= DATASET RECORDS =

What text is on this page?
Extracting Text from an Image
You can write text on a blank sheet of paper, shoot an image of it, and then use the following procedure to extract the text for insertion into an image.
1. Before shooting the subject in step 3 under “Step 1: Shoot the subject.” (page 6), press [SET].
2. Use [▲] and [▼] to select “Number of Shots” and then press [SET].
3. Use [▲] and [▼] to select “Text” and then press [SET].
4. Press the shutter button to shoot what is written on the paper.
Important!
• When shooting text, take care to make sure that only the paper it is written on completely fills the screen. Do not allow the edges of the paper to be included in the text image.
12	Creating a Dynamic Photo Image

==

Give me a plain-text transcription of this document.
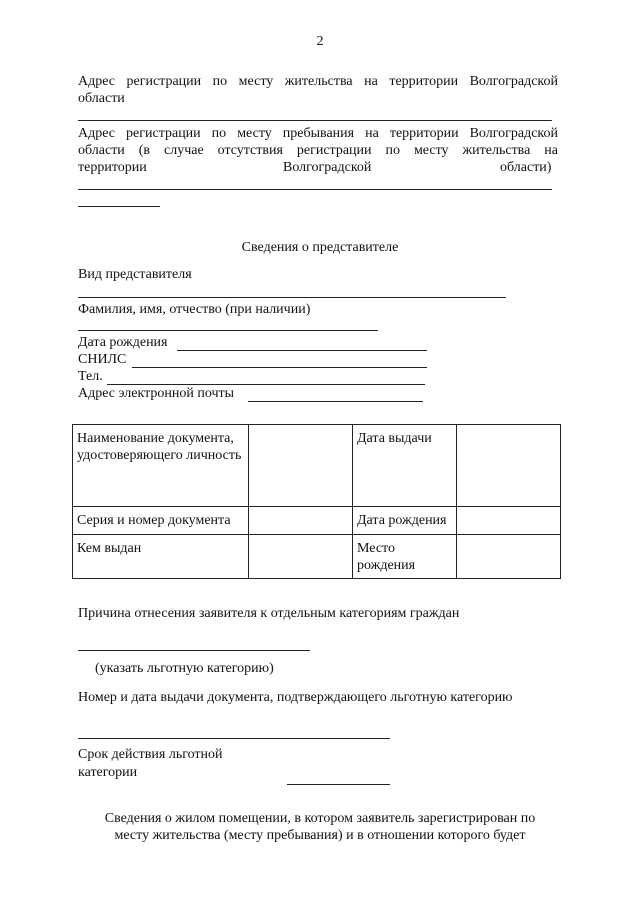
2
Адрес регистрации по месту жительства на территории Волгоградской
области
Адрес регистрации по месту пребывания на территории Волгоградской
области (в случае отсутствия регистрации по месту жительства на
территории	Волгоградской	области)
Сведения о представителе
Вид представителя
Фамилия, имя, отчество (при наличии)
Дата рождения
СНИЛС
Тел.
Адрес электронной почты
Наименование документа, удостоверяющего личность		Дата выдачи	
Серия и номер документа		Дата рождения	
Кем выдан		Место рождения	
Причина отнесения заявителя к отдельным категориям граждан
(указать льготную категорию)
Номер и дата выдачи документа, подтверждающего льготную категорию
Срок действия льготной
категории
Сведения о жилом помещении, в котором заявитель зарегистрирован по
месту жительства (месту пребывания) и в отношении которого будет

= AIM =
Only lines that contain the word "written" are wanted; copy each of them.

= SOLUTION TO THIS PROBLEM =
4. Press the shutter button to shoot what is written on the paper.
• When shooting text, take care to make sure that only the paper it is written on completely fills the screen. Do not allow the edges of the paper to be included in the text image.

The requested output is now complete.